::: Stored data :::
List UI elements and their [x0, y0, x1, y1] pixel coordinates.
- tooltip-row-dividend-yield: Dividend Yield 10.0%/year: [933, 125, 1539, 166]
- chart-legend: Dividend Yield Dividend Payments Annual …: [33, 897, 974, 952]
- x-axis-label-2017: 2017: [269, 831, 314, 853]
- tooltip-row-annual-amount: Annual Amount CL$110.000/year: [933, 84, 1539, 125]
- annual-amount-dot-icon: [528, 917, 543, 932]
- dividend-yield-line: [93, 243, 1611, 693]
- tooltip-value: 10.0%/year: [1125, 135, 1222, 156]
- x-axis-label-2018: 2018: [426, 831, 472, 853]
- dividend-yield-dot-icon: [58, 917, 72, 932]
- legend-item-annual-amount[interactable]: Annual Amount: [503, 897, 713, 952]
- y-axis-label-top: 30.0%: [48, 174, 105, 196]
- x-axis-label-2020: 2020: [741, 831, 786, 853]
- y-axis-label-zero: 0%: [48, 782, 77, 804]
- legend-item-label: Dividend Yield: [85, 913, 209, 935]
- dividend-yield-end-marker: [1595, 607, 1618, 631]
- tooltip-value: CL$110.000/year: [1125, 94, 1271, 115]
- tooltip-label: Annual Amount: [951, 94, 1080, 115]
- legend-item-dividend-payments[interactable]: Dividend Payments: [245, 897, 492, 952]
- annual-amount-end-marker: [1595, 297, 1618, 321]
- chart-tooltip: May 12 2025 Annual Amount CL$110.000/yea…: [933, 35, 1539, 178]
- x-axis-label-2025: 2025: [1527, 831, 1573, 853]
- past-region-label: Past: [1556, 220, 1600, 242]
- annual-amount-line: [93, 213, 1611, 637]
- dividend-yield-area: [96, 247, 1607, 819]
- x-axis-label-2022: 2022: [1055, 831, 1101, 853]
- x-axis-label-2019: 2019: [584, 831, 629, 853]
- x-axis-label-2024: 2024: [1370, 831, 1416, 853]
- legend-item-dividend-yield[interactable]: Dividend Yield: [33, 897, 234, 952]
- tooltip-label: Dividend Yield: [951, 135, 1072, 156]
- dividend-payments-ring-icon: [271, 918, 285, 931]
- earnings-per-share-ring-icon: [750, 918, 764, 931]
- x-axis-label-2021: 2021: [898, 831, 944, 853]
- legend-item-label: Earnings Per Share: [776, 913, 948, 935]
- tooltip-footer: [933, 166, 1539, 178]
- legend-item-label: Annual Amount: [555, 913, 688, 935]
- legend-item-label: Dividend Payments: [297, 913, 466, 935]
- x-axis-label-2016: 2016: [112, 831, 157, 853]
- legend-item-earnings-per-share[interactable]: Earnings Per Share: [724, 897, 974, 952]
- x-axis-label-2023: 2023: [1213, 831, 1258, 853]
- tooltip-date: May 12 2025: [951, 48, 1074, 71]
:::
--- Directive ---
Copy out the lines of the records above word for word.

--- Reply to the task ---
List UI elements and their [x0, y0, x1, y1] pixel coordinates.
- tooltip-row-dividend-yield: Dividend Yield 10.0%/year: [933, 125, 1539, 166]
- chart-legend: Dividend Yield Dividend Payments Annual …: [33, 897, 974, 952]
- x-axis-label-2017: 2017: [269, 831, 314, 853]
- tooltip-row-annual-amount: Annual Amount CL$110.000/year: [933, 84, 1539, 125]
- annual-amount-dot-icon: [528, 917, 543, 932]
- dividend-yield-line: [93, 243, 1611, 693]
- tooltip-value: 10.0%/year: [1125, 135, 1222, 156]
- x-axis-label-2018: 2018: [426, 831, 472, 853]
- dividend-yield-dot-icon: [58, 917, 72, 932]
- legend-item-annual-amount[interactable]: Annual Amount: [503, 897, 713, 952]
- y-axis-label-top: 30.0%: [48, 174, 105, 196]
- x-axis-label-2020: 2020: [741, 831, 786, 853]
- y-axis-label-zero: 0%: [48, 782, 77, 804]
- legend-item-label: Dividend Yield: [85, 913, 209, 935]
- dividend-yield-end-marker: [1595, 607, 1618, 631]
- tooltip-value: CL$110.000/year: [1125, 94, 1271, 115]
- tooltip-label: Annual Amount: [951, 94, 1080, 115]
- legend-item-dividend-payments[interactable]: Dividend Payments: [245, 897, 492, 952]
- annual-amount-end-marker: [1595, 297, 1618, 321]
- chart-tooltip: May 12 2025 Annual Amount CL$110.000/yea…: [933, 35, 1539, 178]
- x-axis-label-2025: 2025: [1527, 831, 1573, 853]
- past-region-label: Past: [1556, 220, 1600, 242]
- annual-amount-line: [93, 213, 1611, 637]
- dividend-yield-area: [96, 247, 1607, 819]
- x-axis-label-2022: 2022: [1055, 831, 1101, 853]
- x-axis-label-2019: 2019: [584, 831, 629, 853]
- x-axis-label-2024: 2024: [1370, 831, 1416, 853]
- legend-item-dividend-yield[interactable]: Dividend Yield: [33, 897, 234, 952]
- tooltip-label: Dividend Yield: [951, 135, 1072, 156]
- dividend-payments-ring-icon: [271, 918, 285, 931]
- earnings-per-share-ring-icon: [750, 918, 764, 931]
- x-axis-label-2021: 2021: [898, 831, 944, 853]
- legend-item-label: Earnings Per Share: [776, 913, 948, 935]
- tooltip-footer: [933, 166, 1539, 178]
- legend-item-label: Annual Amount: [555, 913, 688, 935]
- legend-item-label: Dividend Payments: [297, 913, 466, 935]
- x-axis-label-2016: 2016: [112, 831, 157, 853]
- legend-item-earnings-per-share[interactable]: Earnings Per Share: [724, 897, 974, 952]
- x-axis-label-2023: 2023: [1213, 831, 1258, 853]
- tooltip-date: May 12 2025: [951, 48, 1074, 71]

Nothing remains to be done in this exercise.